> Written request
Copy out the lines that include the word "site".

(Dataset records on visual material)
###

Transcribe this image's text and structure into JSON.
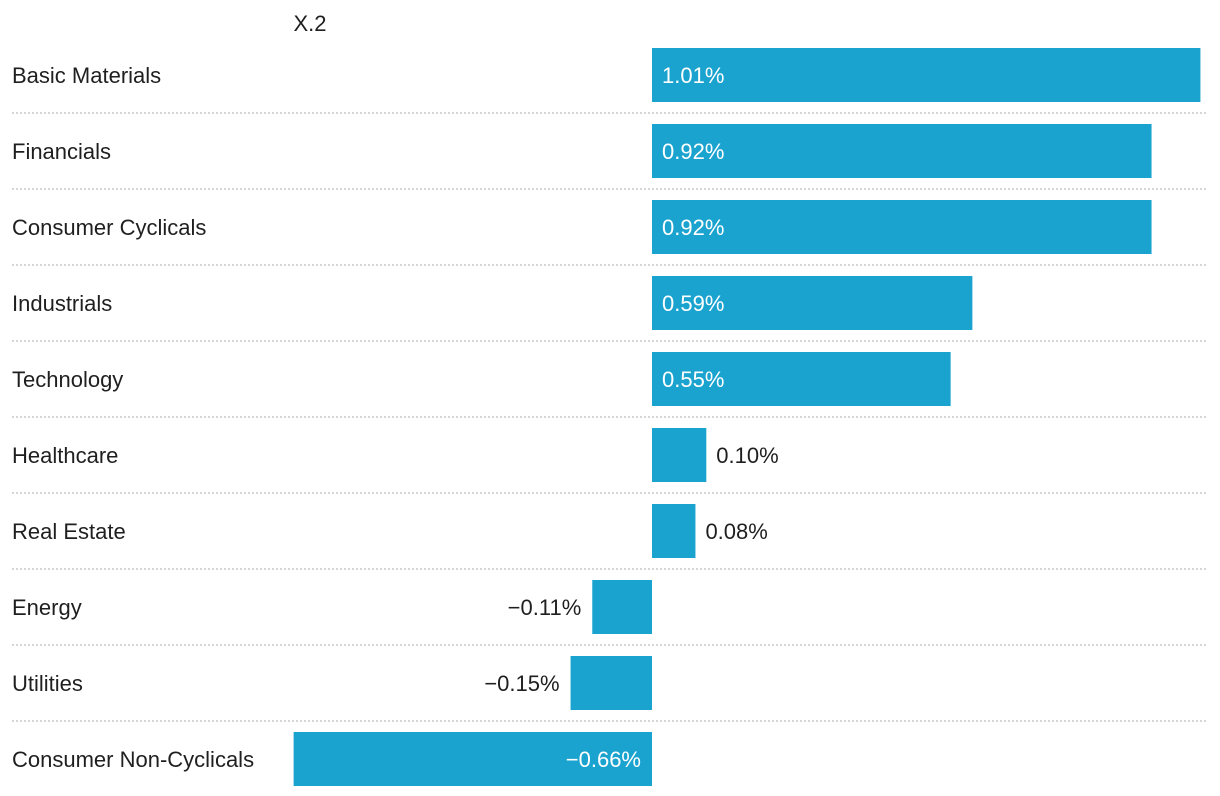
{
  "chart_data": {
    "type": "bar",
    "orientation": "horizontal",
    "header": "X.2",
    "categories": [
      "Basic Materials",
      "Financials",
      "Consumer Cyclicals",
      "Industrials",
      "Technology",
      "Healthcare",
      "Real Estate",
      "Energy",
      "Utilities",
      "Consumer Non-Cyclicals"
    ],
    "values": [
      1.01,
      0.92,
      0.92,
      0.59,
      0.55,
      0.1,
      0.08,
      -0.11,
      -0.15,
      -0.66
    ],
    "value_labels": [
      "1.01%",
      "0.92%",
      "0.92%",
      "0.59%",
      "0.55%",
      "0.10%",
      "0.08%",
      "−0.11%",
      "−0.15%",
      "−0.66%"
    ],
    "xlim": [
      -0.66,
      1.01
    ],
    "grid": "dotted row separators",
    "bar_color": "#1ba3cf",
    "label_inside_color": "#ffffff",
    "label_outside_color": "#1f1f1f",
    "separator_color": "#c8c8c8"
  }
}
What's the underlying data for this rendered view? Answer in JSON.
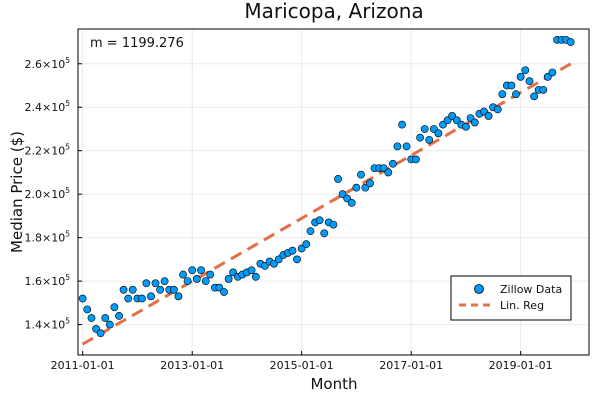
{
  "chart_data": {
    "type": "scatter",
    "title": "Maricopa, Arizona",
    "xlabel": "Month",
    "ylabel": "Median Price ($)",
    "annotation": "m = 1199.276",
    "x_ticks": [
      "2011-01-01",
      "2013-01-01",
      "2015-01-01",
      "2017-01-01",
      "2019-01-01"
    ],
    "y_ticks": [
      {
        "mantissa": "1.4",
        "exponent": "5",
        "value": 140000
      },
      {
        "mantissa": "1.6",
        "exponent": "5",
        "value": 160000
      },
      {
        "mantissa": "1.8",
        "exponent": "5",
        "value": 180000
      },
      {
        "mantissa": "2.0",
        "exponent": "5",
        "value": 200000
      },
      {
        "mantissa": "2.2",
        "exponent": "5",
        "value": 220000
      },
      {
        "mantissa": "2.4",
        "exponent": "5",
        "value": 240000
      },
      {
        "mantissa": "2.6",
        "exponent": "5",
        "value": 260000
      }
    ],
    "xlim": [
      "2010-12-01",
      "2020-04-01"
    ],
    "ylim": [
      126000,
      276000
    ],
    "grid": true,
    "legend_position": "bottom-right",
    "series": [
      {
        "name": "Zillow Data",
        "kind": "scatter",
        "color": "#009af9",
        "x": [
          "2011-01",
          "2011-02",
          "2011-03",
          "2011-04",
          "2011-05",
          "2011-06",
          "2011-07",
          "2011-08",
          "2011-09",
          "2011-10",
          "2011-11",
          "2011-12",
          "2012-01",
          "2012-02",
          "2012-03",
          "2012-04",
          "2012-05",
          "2012-06",
          "2012-07",
          "2012-08",
          "2012-09",
          "2012-10",
          "2012-11",
          "2012-12",
          "2013-01",
          "2013-02",
          "2013-03",
          "2013-04",
          "2013-05",
          "2013-06",
          "2013-07",
          "2013-08",
          "2013-09",
          "2013-10",
          "2013-11",
          "2013-12",
          "2014-01",
          "2014-02",
          "2014-03",
          "2014-04",
          "2014-05",
          "2014-06",
          "2014-07",
          "2014-08",
          "2014-09",
          "2014-10",
          "2014-11",
          "2014-12",
          "2015-01",
          "2015-02",
          "2015-03",
          "2015-04",
          "2015-05",
          "2015-06",
          "2015-07",
          "2015-08",
          "2015-09",
          "2015-10",
          "2015-11",
          "2015-12",
          "2016-01",
          "2016-02",
          "2016-03",
          "2016-04",
          "2016-05",
          "2016-06",
          "2016-07",
          "2016-08",
          "2016-09",
          "2016-10",
          "2016-11",
          "2016-12",
          "2017-01",
          "2017-02",
          "2017-03",
          "2017-04",
          "2017-05",
          "2017-06",
          "2017-07",
          "2017-08",
          "2017-09",
          "2017-10",
          "2017-11",
          "2017-12",
          "2018-01",
          "2018-02",
          "2018-03",
          "2018-04",
          "2018-05",
          "2018-06",
          "2018-07",
          "2018-08",
          "2018-09",
          "2018-10",
          "2018-11",
          "2018-12",
          "2019-01",
          "2019-02",
          "2019-03",
          "2019-04",
          "2019-05",
          "2019-06",
          "2019-07",
          "2019-08",
          "2019-09",
          "2019-10",
          "2019-11",
          "2019-12"
        ],
        "y": [
          152000,
          147000,
          143000,
          138000,
          136000,
          143000,
          140000,
          148000,
          144000,
          156000,
          152000,
          156000,
          152000,
          152000,
          159000,
          153000,
          159000,
          156000,
          160000,
          156000,
          156000,
          153000,
          163000,
          160000,
          165000,
          161000,
          165000,
          160000,
          163000,
          157000,
          157000,
          155000,
          161000,
          164000,
          162000,
          163000,
          164000,
          165000,
          162000,
          168000,
          167000,
          169000,
          168000,
          170000,
          172000,
          173000,
          174000,
          170000,
          175000,
          177000,
          183000,
          187000,
          188000,
          182000,
          187000,
          186000,
          207000,
          200000,
          198000,
          196000,
          203000,
          209000,
          203000,
          205000,
          212000,
          212000,
          212000,
          210000,
          214000,
          222000,
          232000,
          222000,
          216000,
          216000,
          226000,
          230000,
          225000,
          230000,
          228000,
          232000,
          234000,
          236000,
          234000,
          232000,
          231000,
          235000,
          233000,
          237000,
          238000,
          236000,
          240000,
          239000,
          246000,
          250000,
          250000,
          246000,
          254000,
          257000,
          252000,
          245000,
          248000,
          248000,
          254000,
          256000,
          271000,
          271000,
          271000,
          270000
        ]
      },
      {
        "name": "Lin. Reg",
        "kind": "line",
        "style": "dashed",
        "color": "#e26f46",
        "x": [
          "2011-01",
          "2019-12"
        ],
        "y": [
          131000,
          260000
        ]
      }
    ]
  }
}
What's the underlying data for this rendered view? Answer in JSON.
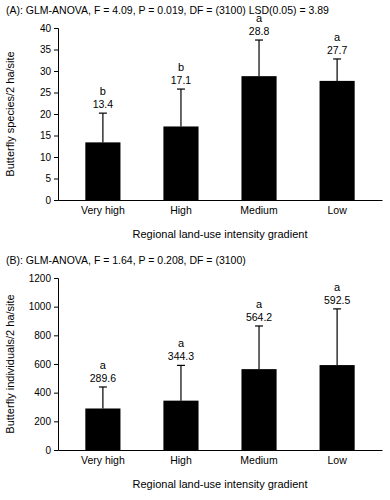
{
  "chart_data": [
    {
      "type": "bar",
      "title": "(A): GLM-ANOVA, F = 4.09, P = 0.019, DF = (3100) LSD(0.05) = 3.89",
      "x_label": "Regional land-use intensity gradient",
      "y_label": "Butterfly species/2 ha/site",
      "categories": [
        "Very high",
        "High",
        "Medium",
        "Low"
      ],
      "values": [
        13.4,
        17.1,
        28.8,
        27.7
      ],
      "errors": [
        6.8,
        8.7,
        8.4,
        5.1
      ],
      "annotations": [
        "b",
        "b",
        "a",
        "a"
      ],
      "color": "#000000",
      "data_labels": true,
      "ylim": [
        0,
        40
      ],
      "yticks": [
        0,
        5,
        10,
        15,
        20,
        25,
        30,
        35,
        40
      ],
      "grid": false
    },
    {
      "type": "bar",
      "title": "(B): GLM-ANOVA, F = 1.64, P = 0.208, DF = (3100)",
      "x_label": "Regional land-use intensity gradient",
      "y_label": "Butterfly individuals/2 ha/site",
      "categories": [
        "Very high",
        "High",
        "Medium",
        "Low"
      ],
      "values": [
        289.6,
        344.3,
        564.2,
        592.5
      ],
      "errors": [
        150,
        246,
        301,
        392
      ],
      "annotations": [
        "a",
        "a",
        "a",
        "a"
      ],
      "color": "#000000",
      "data_labels": true,
      "ylim": [
        0,
        1200
      ],
      "yticks": [
        0,
        200,
        400,
        600,
        800,
        1000,
        1200
      ],
      "grid": false
    }
  ]
}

###

> Exercise result
      "y_label": "Butterfly species/2 ha/site",
      "y_label": "Butterfly individuals/2 ha/site",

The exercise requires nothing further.